* Given request a
Please render the stretch of the dataset excerpt rows from the first line through the line containing "- legend-label: 单位：亿美元: [910, 1227, 1108, 1266]", both included, as a Markdown table. Use the columns Number and Record line, and leave out blank lines.

* Text section
= = = = =

The document also describes the most important files stored in the file system using the system database
(Cassandra), and the basic principle of the tree structure used for the data stored in the system database.
General Cassandra Information
This document provides information only on those aspects of the use of the system database that are
unique to the MX-ONE Service Node. For information about general use of the system database
(Cassandra), you are recommended to read for example:
• Apache Cassandra web pages, for example, at http://cassandra.apache.org
• Datastax tutorial web pages about Cassandra 3.x, for example, at https://academy.data-stax.com
• Cassandra: The Definitive Guide (2nd ed.). Carpenter, Jeff; Hewitt, Eben (July 24, 2016). O'Reilly
Media. p. 370. ISBN 978-1-4919-3366-4.
Glossary and Acronyms
Cassandra Cluster
A collection of system database (Cassandra) data centers.
Cassandra Node, Node
A Cassandra instance running on a server.

= = = = =

Dataset excerpt

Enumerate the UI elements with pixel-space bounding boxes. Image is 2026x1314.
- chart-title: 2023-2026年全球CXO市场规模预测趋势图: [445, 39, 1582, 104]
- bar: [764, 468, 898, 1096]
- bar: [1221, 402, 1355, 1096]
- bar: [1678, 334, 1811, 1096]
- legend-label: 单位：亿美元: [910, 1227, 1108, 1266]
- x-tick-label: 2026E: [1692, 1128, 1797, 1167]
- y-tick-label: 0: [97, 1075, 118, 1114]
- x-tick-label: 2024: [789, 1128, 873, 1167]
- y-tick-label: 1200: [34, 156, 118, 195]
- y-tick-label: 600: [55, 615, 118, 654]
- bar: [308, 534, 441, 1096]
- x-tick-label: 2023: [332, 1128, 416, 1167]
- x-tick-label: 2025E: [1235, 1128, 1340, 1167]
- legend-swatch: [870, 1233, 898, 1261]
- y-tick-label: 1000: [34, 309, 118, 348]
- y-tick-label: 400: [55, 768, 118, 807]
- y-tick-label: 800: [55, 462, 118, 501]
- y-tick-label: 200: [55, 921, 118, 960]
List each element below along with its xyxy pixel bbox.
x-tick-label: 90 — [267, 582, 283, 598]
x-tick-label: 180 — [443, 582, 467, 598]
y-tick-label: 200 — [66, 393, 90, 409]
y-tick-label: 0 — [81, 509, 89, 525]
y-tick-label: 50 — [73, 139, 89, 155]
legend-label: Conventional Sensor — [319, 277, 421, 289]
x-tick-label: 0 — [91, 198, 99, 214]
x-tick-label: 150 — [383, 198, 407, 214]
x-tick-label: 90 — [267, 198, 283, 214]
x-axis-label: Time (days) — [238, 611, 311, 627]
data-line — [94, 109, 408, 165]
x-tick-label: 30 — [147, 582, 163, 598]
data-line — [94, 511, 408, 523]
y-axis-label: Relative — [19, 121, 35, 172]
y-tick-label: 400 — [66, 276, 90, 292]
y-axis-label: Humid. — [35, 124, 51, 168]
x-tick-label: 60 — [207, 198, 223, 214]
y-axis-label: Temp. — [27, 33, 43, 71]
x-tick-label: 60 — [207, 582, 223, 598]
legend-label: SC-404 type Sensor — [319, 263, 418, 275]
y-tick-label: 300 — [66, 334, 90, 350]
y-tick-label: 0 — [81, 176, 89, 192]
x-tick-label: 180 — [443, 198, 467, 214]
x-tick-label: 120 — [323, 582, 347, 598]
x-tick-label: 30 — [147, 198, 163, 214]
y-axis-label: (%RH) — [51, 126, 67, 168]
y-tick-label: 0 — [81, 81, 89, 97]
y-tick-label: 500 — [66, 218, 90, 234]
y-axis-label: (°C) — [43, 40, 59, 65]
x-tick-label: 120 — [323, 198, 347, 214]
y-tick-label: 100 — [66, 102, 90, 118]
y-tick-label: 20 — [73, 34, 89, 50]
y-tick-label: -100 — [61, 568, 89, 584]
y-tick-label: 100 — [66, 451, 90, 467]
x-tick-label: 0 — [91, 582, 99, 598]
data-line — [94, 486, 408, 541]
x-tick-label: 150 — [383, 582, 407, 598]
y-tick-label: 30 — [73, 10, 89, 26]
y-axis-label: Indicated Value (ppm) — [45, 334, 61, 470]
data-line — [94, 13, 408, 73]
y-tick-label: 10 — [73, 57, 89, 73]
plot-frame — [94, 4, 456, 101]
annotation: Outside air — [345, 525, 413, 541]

= = = = =

* Given request b
Rewrite the stretch of the Cassandra text from "General Cassandra Information" through "(Cassandra) data centers.", changing "system database" to "central data store".

* Written response a
| Number | Record line |
|---|---|
| 1 | Enumerate the UI elements with pixel-space bounding boxes. Image is 2026x1314. |
| 2 | - chart-title: 2023-2026年全球CXO市场规模预测趋势图: [445, 39, 1582, 104] |
| 3 | - bar: [764, 468, 898, 1096] |
| 4 | - bar: [1221, 402, 1355, 1096] |
| 5 | - bar: [1678, 334, 1811, 1096] |
| 6 | - legend-label: 单位：亿美元: [910, 1227, 1108, 1266] |

* Written response b
General Cassandra Information
This document provides information only on those aspects of the use of the central data store that are
unique to the MX-ONE Service Node. For information about general use of the central data store
(Cassandra), you are recommended to read for example:
• Apache Cassandra web pages, for example, at http://cassandra.apache.org
• Datastax tutorial web pages about Cassandra 3.x, for example, at https://academy.data-stax.com
• Cassandra: The Definitive Guide (2nd ed.). Carpenter, Jeff; Hewitt, Eben (July 24, 2016). O'Reilly
Media. p. 370. ISBN 978-1-4919-3366-4.
Glossary and Acronyms
Cassandra Cluster
A collection of central data store (Cassandra) data centers.